TASK SET ->
- 1) Answer these questions using the text on pulmonary drug delivery:
(a) Which disease does the text name as one the invention can be used with?
(b) Which kinds of animals does the text give as examples of a "subject"?
(c) What range does the text give for an anti-inflammatorily effective amount of NSAID when combined with NAD+?
- 2) Write the next part of the text on pulmonary drug delivery, picking up after its last sentence.

PROVIDED TEXT ->
Pulmonary delivery of drug has become an attractive target as the lung is capable of absorbing pharmaceuticals either for local deposition or for systemic delivery. The pulmonary route as a non-invasive administration is suitable for systemic and local delivery of therapeutic agents, because the high permeability and large absorptive surface area of lungs, and good blood supply. As used herein, the term “pulmonary delivery” includes drug delivery via nasal spray, nasal inhaling, an oral inhaler, or any other drug delivery techniques capable of causing a drug to be delivered to the respiratory track and/or lung.

As used herein, the terms “disease,” “disorder,” or “complication” refers to any deviation from a normal state in a subject. In preferred embodiments, the methods and compositions of the present invention are useful in the diagnosis and treatment of diseases where ageing is involved. The present invention finds use with any number of diseases including, but not limited to, COPD.

As used herein, by the term “effective amount,” “amount effective,” “therapeutically effective amount,” or the like, it is meant an amount effective at dosages and for periods of time necessary to achieve the desired result. Generally, for NAD+, such effective amount refers to an amount of NAD+ that is capable of increasing blood level NAD+/NADH ratio to have a therapeutically significant effect on a liver disorder in a mammal subject. Examples of such effective amount range from about 1 μg to about 10 grams (e.g., about 2 μg, 5 μg, 10 μg, 20 μg, 50 μg, 100 μg, 200 μg, 500 μg, 1 mg, 10 mg, 20 mg, 50 mg, 100 mg, 200 mg, 500 mg, or about 1000 mg) per kilogram body weight.

As used herein, the term “anti-inflammatorily effective” shall mean effective for reducing, ameliorating, or treating inflammation. In this context, the term “anti-inflammatorily amount” shall mean an amount effective at dosages and for periods of time necessary to achieve anti-inflammation. Note, while an NSAID can be used for indications other than inflammation, e.g., pain or fever, the effective amount of the NSAID for pain or fever is different from the effective amount for anti-inflammation as anti-inflammation amount of NSAID is generally higher than that for pain, fever, and in the case of Aspirin, blood-thinning. Generally, in combination with NAD+ in a composition of invention, an “anti-inflammatorily effective” of NSAID falls within the range of 10 μg to about 10 grams (e.g., about 20 μg, 50 μg, 100 μg, 200 μg, 500 μg, 1 mg, 10 mg, 20 mg, 50 mg, 100 mg, 200 mg, 500 mg, 1000 mg, 2000 mg, or 5000 mg) per kilogram body weight.

As used herein, a “formulation,” “pharmaceutical formulation” all include a composition comprising at least one of NAD+ or a precursor thereof. Optionally, the “composition,” “pharmaceutical composition” or “therapeutic agent” further comprises pharmaceutically acceptable diluents or carriers.

As used herein, the term “preventing” means causing the clinical symptoms of the disease state not to develop, e.g., inhibiting the onset of disease, in a subject that may be exposed to or predisposed to the disease state, but does not yet experience or display symptoms of the disease state.

As used herein, the term “subject” refers to any animal (e.g., a mammal), including, but not limited to, humans, non-human primates, rodents, and the like, which is to be the recipient of a particular treatment.

SUPPLIED MATERIAL ->
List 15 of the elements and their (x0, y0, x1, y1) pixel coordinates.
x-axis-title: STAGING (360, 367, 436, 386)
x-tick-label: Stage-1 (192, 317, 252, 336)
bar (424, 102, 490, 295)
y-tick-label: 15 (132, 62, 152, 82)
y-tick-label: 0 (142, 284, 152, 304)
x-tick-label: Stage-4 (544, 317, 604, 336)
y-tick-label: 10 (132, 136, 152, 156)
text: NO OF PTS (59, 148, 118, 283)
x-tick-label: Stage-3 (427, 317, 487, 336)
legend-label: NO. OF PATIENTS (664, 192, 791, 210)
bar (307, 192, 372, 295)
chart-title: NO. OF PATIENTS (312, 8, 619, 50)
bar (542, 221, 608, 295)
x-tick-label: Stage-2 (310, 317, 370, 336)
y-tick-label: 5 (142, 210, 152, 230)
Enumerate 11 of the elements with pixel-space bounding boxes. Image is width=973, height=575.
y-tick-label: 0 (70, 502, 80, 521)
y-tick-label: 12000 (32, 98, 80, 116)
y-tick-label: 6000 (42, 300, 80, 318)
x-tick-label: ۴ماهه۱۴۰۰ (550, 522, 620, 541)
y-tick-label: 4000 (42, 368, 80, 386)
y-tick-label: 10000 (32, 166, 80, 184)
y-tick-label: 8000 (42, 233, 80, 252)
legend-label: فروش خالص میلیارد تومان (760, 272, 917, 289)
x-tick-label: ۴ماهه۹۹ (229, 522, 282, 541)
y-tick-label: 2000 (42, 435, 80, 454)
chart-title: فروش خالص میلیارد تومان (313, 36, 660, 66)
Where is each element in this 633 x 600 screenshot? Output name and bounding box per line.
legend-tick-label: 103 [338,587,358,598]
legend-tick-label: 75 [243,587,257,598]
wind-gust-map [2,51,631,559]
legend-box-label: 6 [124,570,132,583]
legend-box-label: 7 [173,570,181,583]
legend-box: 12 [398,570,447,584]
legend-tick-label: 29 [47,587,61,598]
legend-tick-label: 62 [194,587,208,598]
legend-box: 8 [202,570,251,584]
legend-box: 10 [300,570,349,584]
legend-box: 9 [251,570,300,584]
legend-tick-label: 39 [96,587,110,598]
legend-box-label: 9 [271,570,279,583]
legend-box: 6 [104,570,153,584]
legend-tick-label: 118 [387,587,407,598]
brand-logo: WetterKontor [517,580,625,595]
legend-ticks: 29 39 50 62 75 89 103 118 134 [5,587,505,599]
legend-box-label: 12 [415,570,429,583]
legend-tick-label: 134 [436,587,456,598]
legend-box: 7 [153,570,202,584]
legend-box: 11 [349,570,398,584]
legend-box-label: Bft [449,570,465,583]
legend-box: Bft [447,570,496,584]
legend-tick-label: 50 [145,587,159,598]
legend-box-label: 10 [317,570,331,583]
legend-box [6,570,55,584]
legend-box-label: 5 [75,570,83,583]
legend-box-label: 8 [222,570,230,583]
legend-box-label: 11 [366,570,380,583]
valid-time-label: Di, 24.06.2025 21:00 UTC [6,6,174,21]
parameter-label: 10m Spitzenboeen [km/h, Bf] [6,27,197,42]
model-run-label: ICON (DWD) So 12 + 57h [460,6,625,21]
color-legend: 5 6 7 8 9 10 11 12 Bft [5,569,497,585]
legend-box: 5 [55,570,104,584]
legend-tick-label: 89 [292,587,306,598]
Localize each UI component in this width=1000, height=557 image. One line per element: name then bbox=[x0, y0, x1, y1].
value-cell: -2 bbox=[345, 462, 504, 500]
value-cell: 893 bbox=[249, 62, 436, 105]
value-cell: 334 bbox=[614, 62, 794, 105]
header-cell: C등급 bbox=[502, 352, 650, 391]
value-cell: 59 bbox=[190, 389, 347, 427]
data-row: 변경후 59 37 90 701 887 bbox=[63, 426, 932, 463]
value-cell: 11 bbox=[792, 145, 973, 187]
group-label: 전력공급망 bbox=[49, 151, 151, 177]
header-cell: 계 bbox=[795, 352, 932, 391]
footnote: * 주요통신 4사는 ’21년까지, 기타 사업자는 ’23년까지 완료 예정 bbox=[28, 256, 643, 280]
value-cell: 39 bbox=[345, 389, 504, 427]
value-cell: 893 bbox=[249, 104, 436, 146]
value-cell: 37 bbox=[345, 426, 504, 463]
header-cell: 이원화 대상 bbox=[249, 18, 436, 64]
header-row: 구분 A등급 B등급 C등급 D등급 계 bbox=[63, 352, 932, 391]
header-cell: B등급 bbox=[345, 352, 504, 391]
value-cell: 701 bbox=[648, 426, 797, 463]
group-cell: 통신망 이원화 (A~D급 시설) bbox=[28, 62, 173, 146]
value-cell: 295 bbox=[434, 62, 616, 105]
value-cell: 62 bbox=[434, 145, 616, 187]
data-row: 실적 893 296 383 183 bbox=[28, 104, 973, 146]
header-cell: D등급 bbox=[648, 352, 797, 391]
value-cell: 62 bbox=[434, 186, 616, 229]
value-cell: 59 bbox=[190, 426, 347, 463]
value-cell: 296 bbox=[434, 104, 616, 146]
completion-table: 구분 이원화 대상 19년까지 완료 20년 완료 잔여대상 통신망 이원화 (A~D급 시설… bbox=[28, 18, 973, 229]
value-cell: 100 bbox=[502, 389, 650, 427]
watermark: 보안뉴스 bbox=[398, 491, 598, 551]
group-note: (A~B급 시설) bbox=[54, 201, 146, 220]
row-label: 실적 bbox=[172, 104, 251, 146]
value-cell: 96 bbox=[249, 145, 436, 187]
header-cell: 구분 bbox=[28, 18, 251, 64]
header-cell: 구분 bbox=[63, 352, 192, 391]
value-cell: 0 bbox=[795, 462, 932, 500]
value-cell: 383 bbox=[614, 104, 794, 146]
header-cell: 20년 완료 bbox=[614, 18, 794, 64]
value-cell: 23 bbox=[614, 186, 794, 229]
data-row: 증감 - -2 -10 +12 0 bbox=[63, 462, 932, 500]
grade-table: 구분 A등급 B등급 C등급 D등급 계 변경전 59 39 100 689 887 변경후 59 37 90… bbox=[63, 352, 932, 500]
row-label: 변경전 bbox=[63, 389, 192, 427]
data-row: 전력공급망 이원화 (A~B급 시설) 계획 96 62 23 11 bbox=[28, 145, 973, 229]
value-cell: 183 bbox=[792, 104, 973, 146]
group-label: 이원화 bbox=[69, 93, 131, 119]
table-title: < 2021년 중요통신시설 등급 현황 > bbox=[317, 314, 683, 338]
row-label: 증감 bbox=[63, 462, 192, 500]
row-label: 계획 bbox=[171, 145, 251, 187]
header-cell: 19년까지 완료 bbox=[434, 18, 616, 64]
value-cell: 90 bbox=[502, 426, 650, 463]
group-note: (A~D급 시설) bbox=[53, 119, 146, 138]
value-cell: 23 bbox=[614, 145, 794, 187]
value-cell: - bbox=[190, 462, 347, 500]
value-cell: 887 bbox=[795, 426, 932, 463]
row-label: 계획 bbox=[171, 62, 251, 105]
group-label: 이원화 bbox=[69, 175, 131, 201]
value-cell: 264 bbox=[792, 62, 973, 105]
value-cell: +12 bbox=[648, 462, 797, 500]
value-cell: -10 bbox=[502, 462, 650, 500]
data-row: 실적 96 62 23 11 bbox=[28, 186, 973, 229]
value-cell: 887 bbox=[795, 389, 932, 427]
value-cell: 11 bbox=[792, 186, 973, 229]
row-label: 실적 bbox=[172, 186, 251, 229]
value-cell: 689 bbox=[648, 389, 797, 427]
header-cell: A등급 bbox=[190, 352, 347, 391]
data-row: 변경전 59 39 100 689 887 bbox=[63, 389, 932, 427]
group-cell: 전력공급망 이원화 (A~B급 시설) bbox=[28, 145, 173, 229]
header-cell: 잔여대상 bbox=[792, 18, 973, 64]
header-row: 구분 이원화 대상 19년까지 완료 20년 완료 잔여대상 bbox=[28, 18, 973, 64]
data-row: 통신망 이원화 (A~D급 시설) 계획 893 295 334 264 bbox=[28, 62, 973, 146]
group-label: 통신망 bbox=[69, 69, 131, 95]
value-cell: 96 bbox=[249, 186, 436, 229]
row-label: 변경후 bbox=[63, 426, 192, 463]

WRITTEN RESPONSES ->
- 1)
(a) COPD.
(b) Humans, non-human primates and rodents.
(c) From 10 μg to about 10 grams per kilogram body weight.

- 2)
As used herein, the terms “treating” or “treatment” or “alleviation” refers to both therapeutic treatment and prophylactic or preventative measures, wherein the object is to prevent or slow down (lessen) the targeted pathologic condition or disorder.

As used herein, the terms “composition” and “formulation” are sometimes used interchangeably.

Causes of COPD

The main cause of COPD in developed countries is tobacco smoking. In the developing world, COPD often occurs in people exposed to fumes from burning fuel for cooking and heating in poorly ventilated homes.

Only about 20 to 30 percent of chronic smokers may develop clinically apparent COPD, although many smokers with long smoking histories may develop reduced lung function. Some smokers develop less common lung conditions. They may be misdiagnosed as having COPD until a more thorough evaluation is performed.

The below describes how the lungs are affected by COPD.

Air travels down the windpipe (trachea) and into the lungs through two large tubes (bronchi). Inside the lungs, these tubes divide many times—like the branches of a tree—into many smaller tubes (bronchioles) that end in clusters of tiny air sacs (alveoli).

The air sacs have very thin walls full of tiny blood vessels (capillaries). The oxygen in the air one inhales passes into these blood vessels and enters the bloodstream. At the same time, carbon dioxide—a gas that is a waste product of metabolism—is exhaled.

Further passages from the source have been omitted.